April 4, 2024   ·   0 Comments

Aurora’s upcoming Active Transportation Master Plan will be subject to a further staff report before final approval.

Council last week formally received a presentation and report made by consultants from WSP Canada in early March outlining the development of the Plan and recommendations contained therein.

The Plan (ATMP) will help guide the development of active transportation – including trails and bike routes – within Aurora over the next 20 years, keeping in mind future growth projections and ensuring that active transportation is sustainable and safe in the long-run.

The Master Plan has been in the works since 2021 with consultants WSP Canada and has been guided by six key pillars: Provide and Support a Variety of Transportation Options; Support Community Health; Improve Connectivity; Increase Sustainability; Prioritize Safety and Accessibility; and Coordinate with Existing and Future Infrastructure Projects.

Surveying Aurora residents, consultants say community members identified “challenges” within the existing active transportation network which affect how often residents use them, including “lack of a connected cycling and trail network, concerns about high speed and noise from vehicle traffic, poor conditions of some existing sidewalks and trails, [and] connections to key Town destinations” such as the GO Station.

“A key task of the Active Transportation Master Plan (ATMP) was to develop a proposed active transportation network for Aurora that was…designed with an equitable lens to ensure that underserved communities will have optimal access to the network. Along with equity and connectivity considerations, the proposed network is intended to be universally accessible to people of all ages and abilities,” they said. “In total, the Town of Aurora’s recommended active transportation and trails network is made up of almost 490 km or routes. Approximately 300 km is existing and this ATMP proposes about 190 km of new routes.

(Dataset excerpt)

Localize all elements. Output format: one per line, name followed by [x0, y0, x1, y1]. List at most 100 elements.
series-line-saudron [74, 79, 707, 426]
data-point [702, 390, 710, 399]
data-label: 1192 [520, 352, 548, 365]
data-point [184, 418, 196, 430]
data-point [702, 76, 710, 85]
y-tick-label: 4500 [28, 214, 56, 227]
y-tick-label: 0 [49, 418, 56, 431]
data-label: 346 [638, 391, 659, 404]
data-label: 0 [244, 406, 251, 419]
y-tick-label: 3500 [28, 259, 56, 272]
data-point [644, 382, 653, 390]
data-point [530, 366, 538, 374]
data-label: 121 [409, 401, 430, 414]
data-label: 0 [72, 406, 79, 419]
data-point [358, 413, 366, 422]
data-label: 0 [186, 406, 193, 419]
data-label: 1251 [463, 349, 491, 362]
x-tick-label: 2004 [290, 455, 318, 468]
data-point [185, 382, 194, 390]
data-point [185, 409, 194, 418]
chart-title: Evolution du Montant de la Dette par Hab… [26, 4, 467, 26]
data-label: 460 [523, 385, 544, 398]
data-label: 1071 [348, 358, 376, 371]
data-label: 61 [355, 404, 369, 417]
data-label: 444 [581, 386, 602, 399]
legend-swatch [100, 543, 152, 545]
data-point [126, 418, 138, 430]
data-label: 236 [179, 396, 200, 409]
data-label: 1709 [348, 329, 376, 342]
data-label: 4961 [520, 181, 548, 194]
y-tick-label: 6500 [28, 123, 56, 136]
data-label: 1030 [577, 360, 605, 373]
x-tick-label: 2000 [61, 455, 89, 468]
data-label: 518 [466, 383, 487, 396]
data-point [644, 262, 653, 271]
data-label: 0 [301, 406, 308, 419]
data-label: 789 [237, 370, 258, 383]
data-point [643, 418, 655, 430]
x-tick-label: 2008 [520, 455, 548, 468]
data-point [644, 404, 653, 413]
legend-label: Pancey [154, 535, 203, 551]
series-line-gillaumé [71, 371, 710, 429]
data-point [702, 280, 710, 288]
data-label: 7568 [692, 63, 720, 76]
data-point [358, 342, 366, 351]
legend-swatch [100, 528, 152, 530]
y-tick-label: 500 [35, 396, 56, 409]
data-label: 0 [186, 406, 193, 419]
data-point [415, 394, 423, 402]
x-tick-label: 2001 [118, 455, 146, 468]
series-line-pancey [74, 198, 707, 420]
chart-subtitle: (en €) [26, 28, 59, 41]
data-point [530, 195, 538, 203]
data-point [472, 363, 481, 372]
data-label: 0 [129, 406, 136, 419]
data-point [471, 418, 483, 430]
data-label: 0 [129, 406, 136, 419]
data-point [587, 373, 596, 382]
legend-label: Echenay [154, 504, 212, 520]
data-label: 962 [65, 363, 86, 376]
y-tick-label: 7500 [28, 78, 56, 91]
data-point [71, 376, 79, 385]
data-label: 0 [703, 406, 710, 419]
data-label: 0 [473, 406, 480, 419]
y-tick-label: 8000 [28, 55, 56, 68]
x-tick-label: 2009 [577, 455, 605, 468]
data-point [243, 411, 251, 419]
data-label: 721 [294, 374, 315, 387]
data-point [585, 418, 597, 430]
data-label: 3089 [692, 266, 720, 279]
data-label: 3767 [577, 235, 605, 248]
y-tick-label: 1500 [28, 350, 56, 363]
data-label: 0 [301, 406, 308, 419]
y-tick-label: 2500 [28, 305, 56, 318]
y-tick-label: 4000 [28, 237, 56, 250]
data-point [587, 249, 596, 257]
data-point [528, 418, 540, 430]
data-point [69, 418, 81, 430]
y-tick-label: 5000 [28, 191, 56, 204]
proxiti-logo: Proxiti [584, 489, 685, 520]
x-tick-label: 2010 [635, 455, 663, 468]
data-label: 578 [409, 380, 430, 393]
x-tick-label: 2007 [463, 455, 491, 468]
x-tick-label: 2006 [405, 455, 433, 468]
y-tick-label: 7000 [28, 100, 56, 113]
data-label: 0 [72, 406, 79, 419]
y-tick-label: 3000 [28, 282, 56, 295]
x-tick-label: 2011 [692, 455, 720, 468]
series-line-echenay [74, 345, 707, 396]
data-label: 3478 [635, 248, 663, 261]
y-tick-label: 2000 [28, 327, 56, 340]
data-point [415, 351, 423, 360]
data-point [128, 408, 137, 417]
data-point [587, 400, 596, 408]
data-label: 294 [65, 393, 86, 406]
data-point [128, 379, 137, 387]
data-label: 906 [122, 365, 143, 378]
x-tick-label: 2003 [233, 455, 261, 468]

## WRITTEN INSTRUCTION A
How many kilometers of new routes does the Aurora transportation plan article say the ATMP proposes?
## WRITTEN INSTRUCTION B
Reproduce the part of the Aurora transportation plan article that opens with the words containing "April 4, 2024" and closes with "recommendations contained therein.".

## WRITTEN ANSWER A
About 190 km.

## WRITTEN ANSWER B
April 4, 2024   ·   0 Comments

Aurora’s upcoming Active Transportation Master Plan will be subject to a further staff report before final approval.

Council last week formally received a presentation and report made by consultants from WSP Canada in early March outlining the development of the Plan and recommendations contained therein.